* **DATA SUPPLIED**:
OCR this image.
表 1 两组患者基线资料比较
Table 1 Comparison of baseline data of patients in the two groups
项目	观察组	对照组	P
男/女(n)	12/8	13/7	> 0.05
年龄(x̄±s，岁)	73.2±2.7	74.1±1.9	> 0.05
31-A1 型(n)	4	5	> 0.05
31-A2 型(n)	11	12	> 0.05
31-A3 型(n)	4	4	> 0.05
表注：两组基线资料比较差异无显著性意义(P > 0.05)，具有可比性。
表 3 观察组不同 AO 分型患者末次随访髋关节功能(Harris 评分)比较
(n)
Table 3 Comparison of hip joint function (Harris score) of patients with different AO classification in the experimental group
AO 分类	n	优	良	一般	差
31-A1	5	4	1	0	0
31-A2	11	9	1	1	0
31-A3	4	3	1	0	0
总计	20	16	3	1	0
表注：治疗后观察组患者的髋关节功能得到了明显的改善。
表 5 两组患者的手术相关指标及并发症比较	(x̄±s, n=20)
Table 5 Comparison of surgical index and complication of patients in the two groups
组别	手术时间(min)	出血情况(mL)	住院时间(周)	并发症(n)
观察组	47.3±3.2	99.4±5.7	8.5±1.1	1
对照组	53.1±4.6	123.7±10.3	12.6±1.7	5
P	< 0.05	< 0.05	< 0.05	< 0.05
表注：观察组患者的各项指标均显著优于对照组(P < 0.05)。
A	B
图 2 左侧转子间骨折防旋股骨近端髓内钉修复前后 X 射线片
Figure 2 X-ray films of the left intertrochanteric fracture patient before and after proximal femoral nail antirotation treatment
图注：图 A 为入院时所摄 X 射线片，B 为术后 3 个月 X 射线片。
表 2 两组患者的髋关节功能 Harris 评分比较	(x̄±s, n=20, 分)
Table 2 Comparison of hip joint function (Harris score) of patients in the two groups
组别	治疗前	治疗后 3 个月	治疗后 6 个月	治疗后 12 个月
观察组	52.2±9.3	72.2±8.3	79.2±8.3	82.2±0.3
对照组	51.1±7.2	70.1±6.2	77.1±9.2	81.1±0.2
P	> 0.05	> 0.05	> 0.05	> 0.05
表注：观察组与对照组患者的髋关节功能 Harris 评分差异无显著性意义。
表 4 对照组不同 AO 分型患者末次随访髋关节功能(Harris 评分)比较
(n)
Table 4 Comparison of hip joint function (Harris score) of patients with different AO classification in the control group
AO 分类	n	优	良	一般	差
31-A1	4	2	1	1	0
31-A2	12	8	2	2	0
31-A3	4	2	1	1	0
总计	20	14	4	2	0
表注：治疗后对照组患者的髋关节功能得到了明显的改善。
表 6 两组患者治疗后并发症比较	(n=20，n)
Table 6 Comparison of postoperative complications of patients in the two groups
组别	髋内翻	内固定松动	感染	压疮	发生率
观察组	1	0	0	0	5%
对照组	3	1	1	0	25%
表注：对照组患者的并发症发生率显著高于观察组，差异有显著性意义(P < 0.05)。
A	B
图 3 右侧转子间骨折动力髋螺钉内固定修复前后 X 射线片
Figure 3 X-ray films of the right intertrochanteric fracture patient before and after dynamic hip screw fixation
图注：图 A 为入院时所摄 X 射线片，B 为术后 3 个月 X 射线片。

* **GOAL OF THE EXERCISE**:
Without changing a single word, reproduce the entries above.

* **OUTPUT BELOW**:
OCR this image.
表 1 两组患者基线资料比较
Table 1 Comparison of baseline data of patients in the two groups
项目	观察组	对照组	P
男/女(n)	12/8	13/7	> 0.05
年龄(x̄±s，岁)	73.2±2.7	74.1±1.9	> 0.05
31-A1 型(n)	4	5	> 0.05
31-A2 型(n)	11	12	> 0.05
31-A3 型(n)	4	4	> 0.05
表注：两组基线资料比较差异无显著性意义(P > 0.05)，具有可比性。
表 3 观察组不同 AO 分型患者末次随访髋关节功能(Harris 评分)比较
(n)
Table 3 Comparison of hip joint function (Harris score) of patients with different AO classification in the experimental group
AO 分类	n	优	良	一般	差
31-A1	5	4	1	0	0
31-A2	11	9	1	1	0
31-A3	4	3	1	0	0
总计	20	16	3	1	0
表注：治疗后观察组患者的髋关节功能得到了明显的改善。
表 5 两组患者的手术相关指标及并发症比较	(x̄±s, n=20)
Table 5 Comparison of surgical index and complication of patients in the two groups
组别	手术时间(min)	出血情况(mL)	住院时间(周)	并发症(n)
观察组	47.3±3.2	99.4±5.7	8.5±1.1	1
对照组	53.1±4.6	123.7±10.3	12.6±1.7	5
P	< 0.05	< 0.05	< 0.05	< 0.05
表注：观察组患者的各项指标均显著优于对照组(P < 0.05)。
A	B
图 2 左侧转子间骨折防旋股骨近端髓内钉修复前后 X 射线片
Figure 2 X-ray films of the left intertrochanteric fracture patient before and after proximal femoral nail antirotation treatment
图注：图 A 为入院时所摄 X 射线片，B 为术后 3 个月 X 射线片。
表 2 两组患者的髋关节功能 Harris 评分比较	(x̄±s, n=20, 分)
Table 2 Comparison of hip joint function (Harris score) of patients in the two groups
组别	治疗前	治疗后 3 个月	治疗后 6 个月	治疗后 12 个月
观察组	52.2±9.3	72.2±8.3	79.2±8.3	82.2±0.3
对照组	51.1±7.2	70.1±6.2	77.1±9.2	81.1±0.2
P	> 0.05	> 0.05	> 0.05	> 0.05
表注：观察组与对照组患者的髋关节功能 Harris 评分差异无显著性意义。
表 4 对照组不同 AO 分型患者末次随访髋关节功能(Harris 评分)比较
(n)
Table 4 Comparison of hip joint function (Harris score) of patients with different AO classification in the control group
AO 分类	n	优	良	一般	差
31-A1	4	2	1	1	0
31-A2	12	8	2	2	0
31-A3	4	2	1	1	0
总计	20	14	4	2	0
表注：治疗后对照组患者的髋关节功能得到了明显的改善。
表 6 两组患者治疗后并发症比较	(n=20，n)
Table 6 Comparison of postoperative complications of patients in the two groups
组别	髋内翻	内固定松动	感染	压疮	发生率
观察组	1	0	0	0	5%
对照组	3	1	1	0	25%
表注：对照组患者的并发症发生率显著高于观察组，差异有显著性意义(P < 0.05)。
A	B
图 3 右侧转子间骨折动力髋螺钉内固定修复前后 X 射线片
Figure 3 X-ray films of the right intertrochanteric fracture patient before and after dynamic hip screw fixation
图注：图 A 为入院时所摄 X 射线片，B 为术后 3 个月 X 射线片。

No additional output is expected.